**Problem statement**: Copy out the listing that follows, exactly, without its pictures.

**Recorded data**:

━━━━━━━━━━━━━━━━━━━━━━━━━━━━━━

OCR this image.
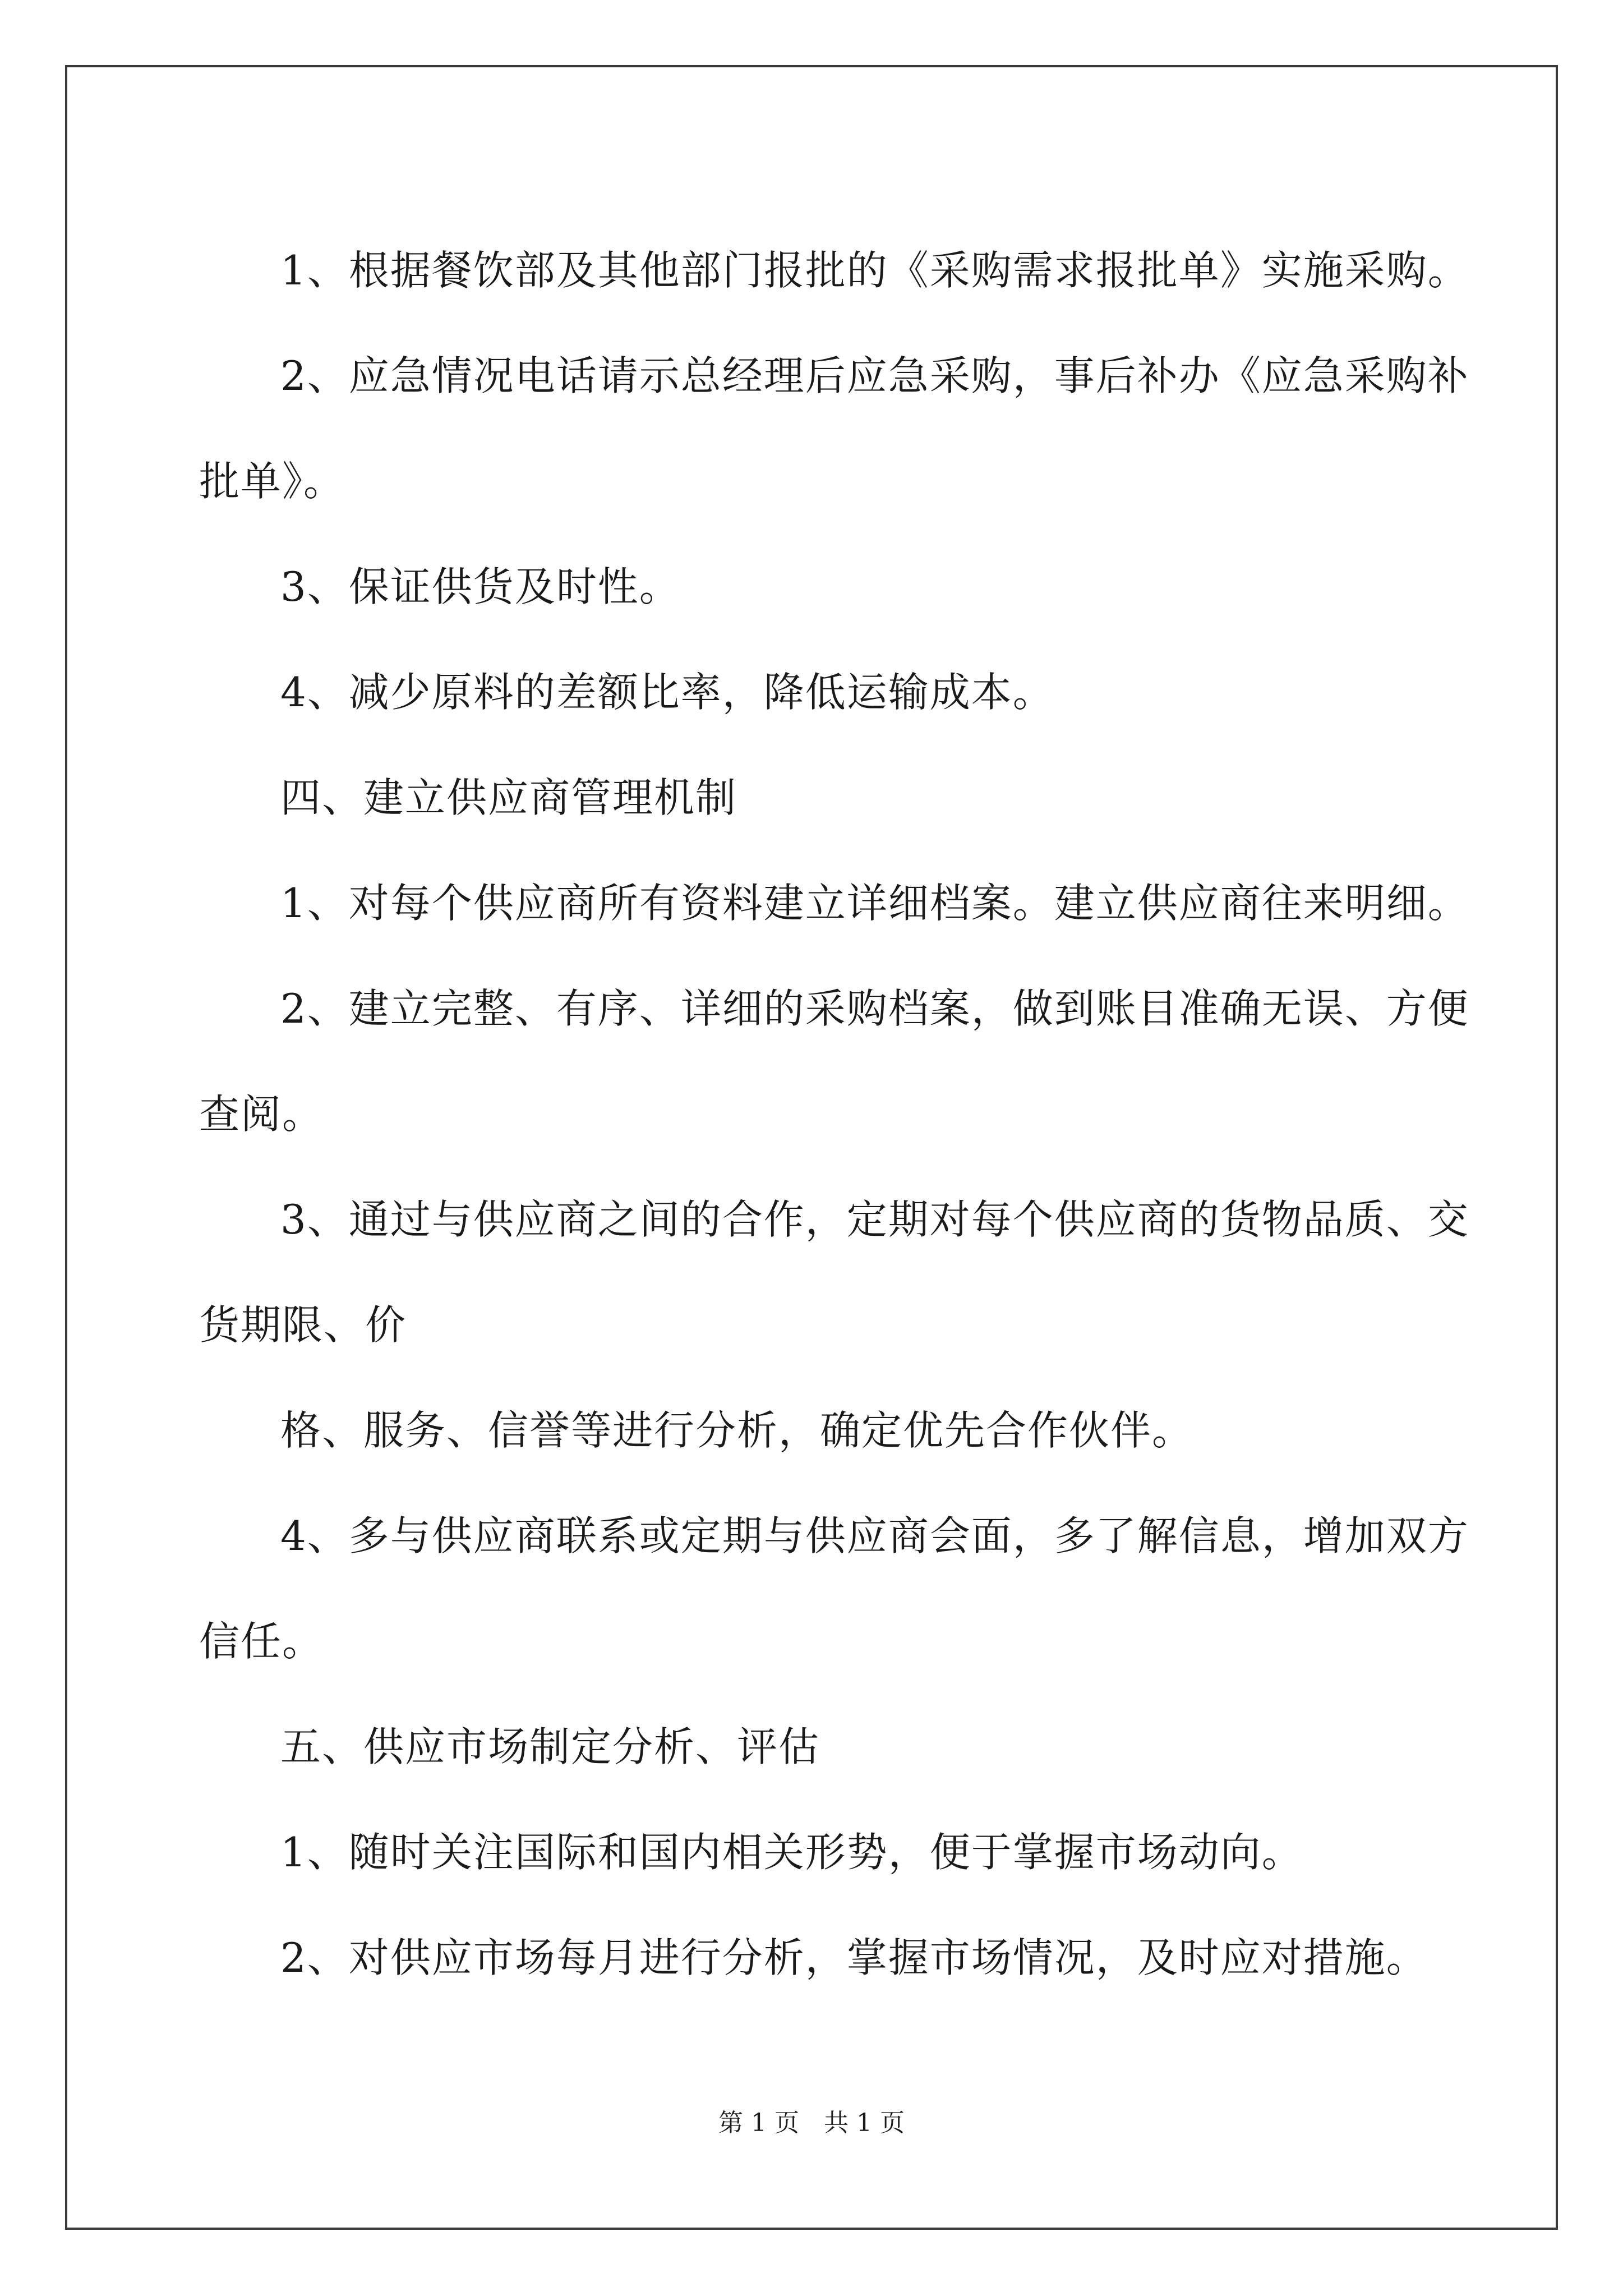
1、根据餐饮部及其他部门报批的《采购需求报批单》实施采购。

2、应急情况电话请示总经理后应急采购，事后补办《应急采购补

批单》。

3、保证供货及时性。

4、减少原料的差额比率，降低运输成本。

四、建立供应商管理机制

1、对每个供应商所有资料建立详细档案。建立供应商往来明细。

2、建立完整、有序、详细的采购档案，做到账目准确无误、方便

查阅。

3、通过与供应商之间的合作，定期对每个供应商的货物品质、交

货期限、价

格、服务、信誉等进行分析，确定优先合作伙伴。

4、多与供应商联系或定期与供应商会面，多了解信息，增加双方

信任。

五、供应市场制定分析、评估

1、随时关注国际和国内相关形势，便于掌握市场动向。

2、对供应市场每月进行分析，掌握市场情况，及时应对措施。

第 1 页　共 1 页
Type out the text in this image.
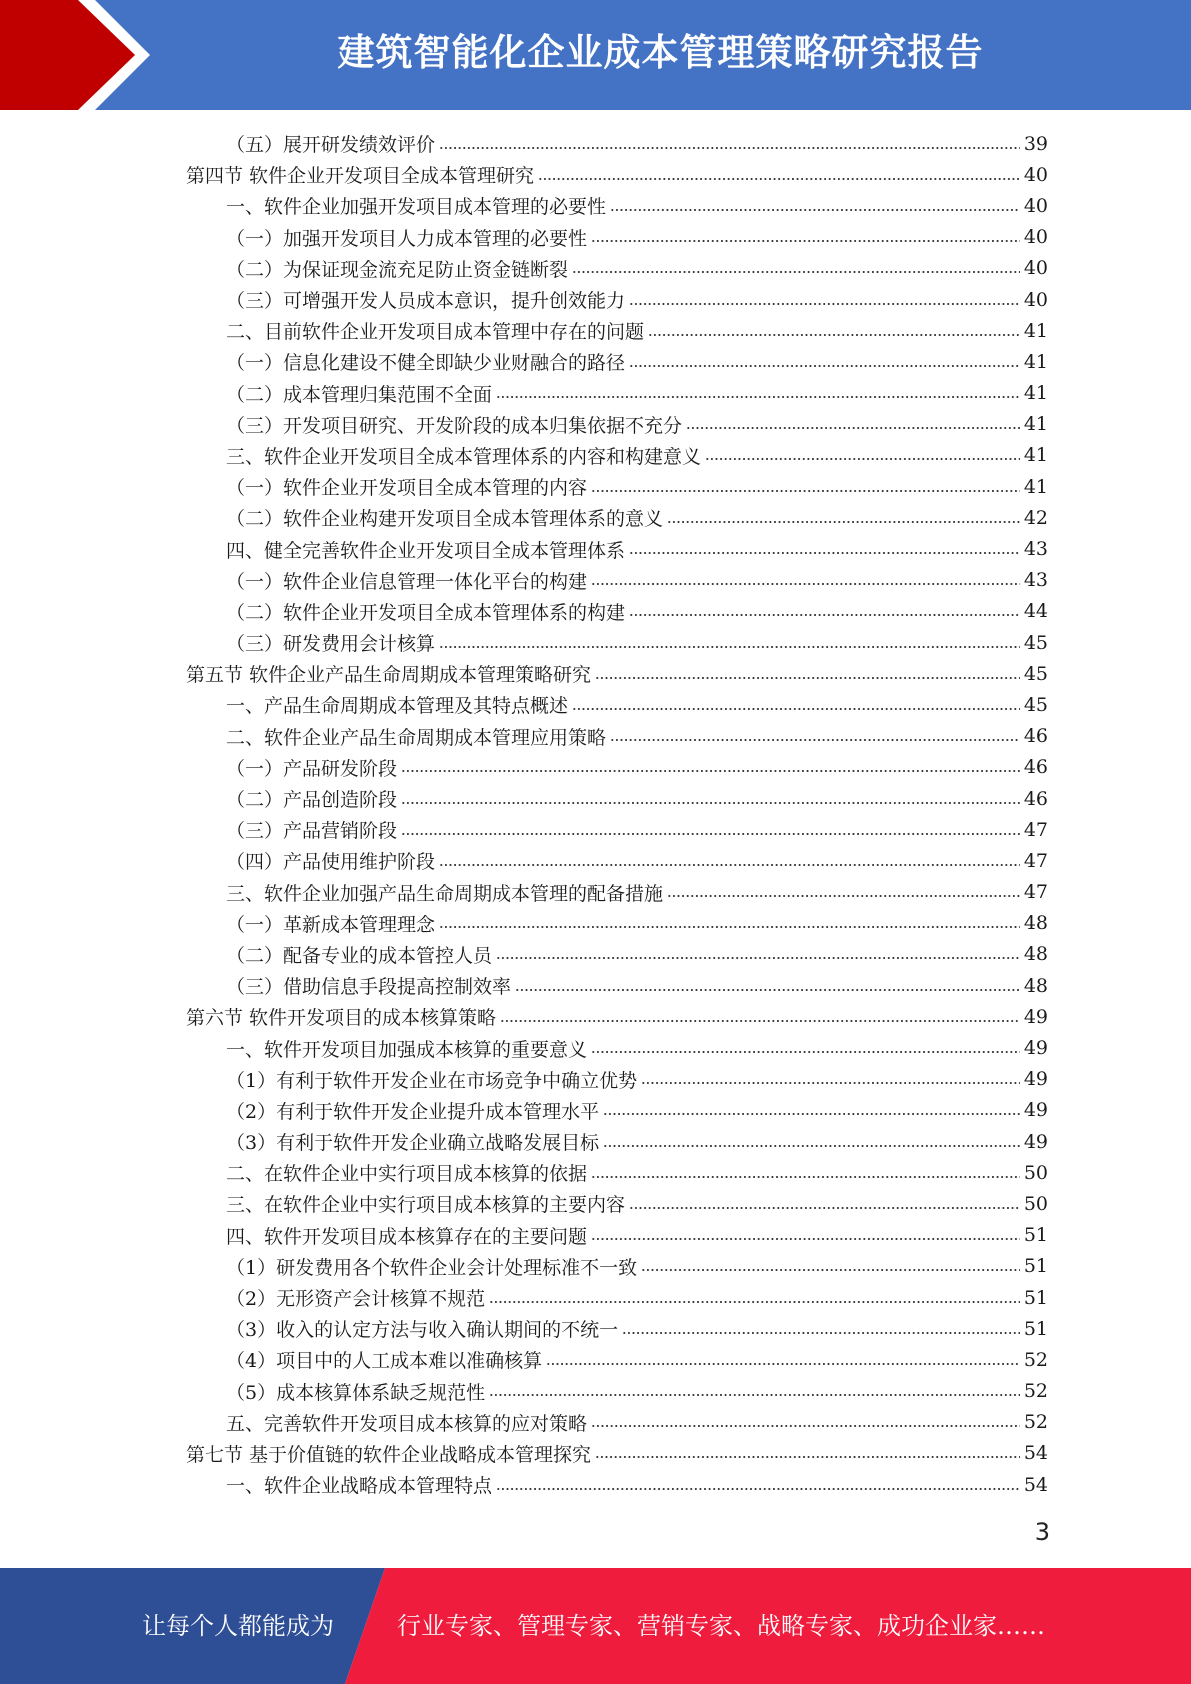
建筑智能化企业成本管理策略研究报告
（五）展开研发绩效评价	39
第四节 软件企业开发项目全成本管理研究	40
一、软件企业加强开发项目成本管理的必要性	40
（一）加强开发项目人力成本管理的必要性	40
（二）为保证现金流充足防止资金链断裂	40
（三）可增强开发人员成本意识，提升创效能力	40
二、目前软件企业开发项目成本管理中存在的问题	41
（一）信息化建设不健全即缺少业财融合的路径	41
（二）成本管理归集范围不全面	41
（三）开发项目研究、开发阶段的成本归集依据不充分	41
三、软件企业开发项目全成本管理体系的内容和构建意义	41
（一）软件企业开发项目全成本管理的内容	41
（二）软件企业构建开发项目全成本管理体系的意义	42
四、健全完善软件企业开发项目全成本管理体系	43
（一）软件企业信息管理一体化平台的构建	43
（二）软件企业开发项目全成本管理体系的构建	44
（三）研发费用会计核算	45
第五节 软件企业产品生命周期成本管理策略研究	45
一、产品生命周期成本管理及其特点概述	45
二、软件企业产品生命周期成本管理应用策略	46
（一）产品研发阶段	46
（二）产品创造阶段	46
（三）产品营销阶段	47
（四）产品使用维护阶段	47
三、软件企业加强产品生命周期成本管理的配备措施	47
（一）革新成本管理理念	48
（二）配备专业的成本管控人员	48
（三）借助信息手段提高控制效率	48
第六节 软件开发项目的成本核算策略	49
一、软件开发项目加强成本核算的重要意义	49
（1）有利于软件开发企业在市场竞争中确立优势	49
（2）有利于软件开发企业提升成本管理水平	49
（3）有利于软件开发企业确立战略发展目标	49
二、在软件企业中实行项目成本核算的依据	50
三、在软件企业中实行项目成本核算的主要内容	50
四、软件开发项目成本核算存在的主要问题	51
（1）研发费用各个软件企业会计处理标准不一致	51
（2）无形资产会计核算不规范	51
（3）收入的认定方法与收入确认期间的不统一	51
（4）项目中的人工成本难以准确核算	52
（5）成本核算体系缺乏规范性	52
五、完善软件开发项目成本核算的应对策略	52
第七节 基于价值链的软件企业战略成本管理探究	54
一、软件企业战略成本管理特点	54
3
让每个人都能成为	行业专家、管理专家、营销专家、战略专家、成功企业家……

━━━━━━━━━━━━━━━━━━━━━━━━━━━━━━

**Answer for this exercise**:
OCR this image.
1、根据餐饮部及其他部门报批的《采购需求报批单》实施采购。

2、应急情况电话请示总经理后应急采购，事后补办《应急采购补

批单》。

3、保证供货及时性。

4、减少原料的差额比率，降低运输成本。

四、建立供应商管理机制

1、对每个供应商所有资料建立详细档案。建立供应商往来明细。

2、建立完整、有序、详细的采购档案，做到账目准确无误、方便

查阅。

3、通过与供应商之间的合作，定期对每个供应商的货物品质、交

货期限、价

格、服务、信誉等进行分析，确定优先合作伙伴。

4、多与供应商联系或定期与供应商会面，多了解信息，增加双方

信任。

五、供应市场制定分析、评估

1、随时关注国际和国内相关形势，便于掌握市场动向。

2、对供应市场每月进行分析，掌握市场情况，及时应对措施。

第 1 页　共 1 页
Type out the text in this image.
建筑智能化企业成本管理策略研究报告
（五）展开研发绩效评价	39
第四节 软件企业开发项目全成本管理研究	40
一、软件企业加强开发项目成本管理的必要性	40
（一）加强开发项目人力成本管理的必要性	40
（二）为保证现金流充足防止资金链断裂	40
（三）可增强开发人员成本意识，提升创效能力	40
二、目前软件企业开发项目成本管理中存在的问题	41
（一）信息化建设不健全即缺少业财融合的路径	41
（二）成本管理归集范围不全面	41
（三）开发项目研究、开发阶段的成本归集依据不充分	41
三、软件企业开发项目全成本管理体系的内容和构建意义	41
（一）软件企业开发项目全成本管理的内容	41
（二）软件企业构建开发项目全成本管理体系的意义	42
四、健全完善软件企业开发项目全成本管理体系	43
（一）软件企业信息管理一体化平台的构建	43
（二）软件企业开发项目全成本管理体系的构建	44
（三）研发费用会计核算	45
第五节 软件企业产品生命周期成本管理策略研究	45
一、产品生命周期成本管理及其特点概述	45
二、软件企业产品生命周期成本管理应用策略	46
（一）产品研发阶段	46
（二）产品创造阶段	46
（三）产品营销阶段	47
（四）产品使用维护阶段	47
三、软件企业加强产品生命周期成本管理的配备措施	47
（一）革新成本管理理念	48
（二）配备专业的成本管控人员	48
（三）借助信息手段提高控制效率	48
第六节 软件开发项目的成本核算策略	49
一、软件开发项目加强成本核算的重要意义	49
（1）有利于软件开发企业在市场竞争中确立优势	49
（2）有利于软件开发企业提升成本管理水平	49
（3）有利于软件开发企业确立战略发展目标	49
二、在软件企业中实行项目成本核算的依据	50
三、在软件企业中实行项目成本核算的主要内容	50
四、软件开发项目成本核算存在的主要问题	51
（1）研发费用各个软件企业会计处理标准不一致	51
（2）无形资产会计核算不规范	51
（3）收入的认定方法与收入确认期间的不统一	51
（4）项目中的人工成本难以准确核算	52
（5）成本核算体系缺乏规范性	52
五、完善软件开发项目成本核算的应对策略	52
第七节 基于价值链的软件企业战略成本管理探究	54
一、软件企业战略成本管理特点	54
3
让每个人都能成为	行业专家、管理专家、营销专家、战略专家、成功企业家……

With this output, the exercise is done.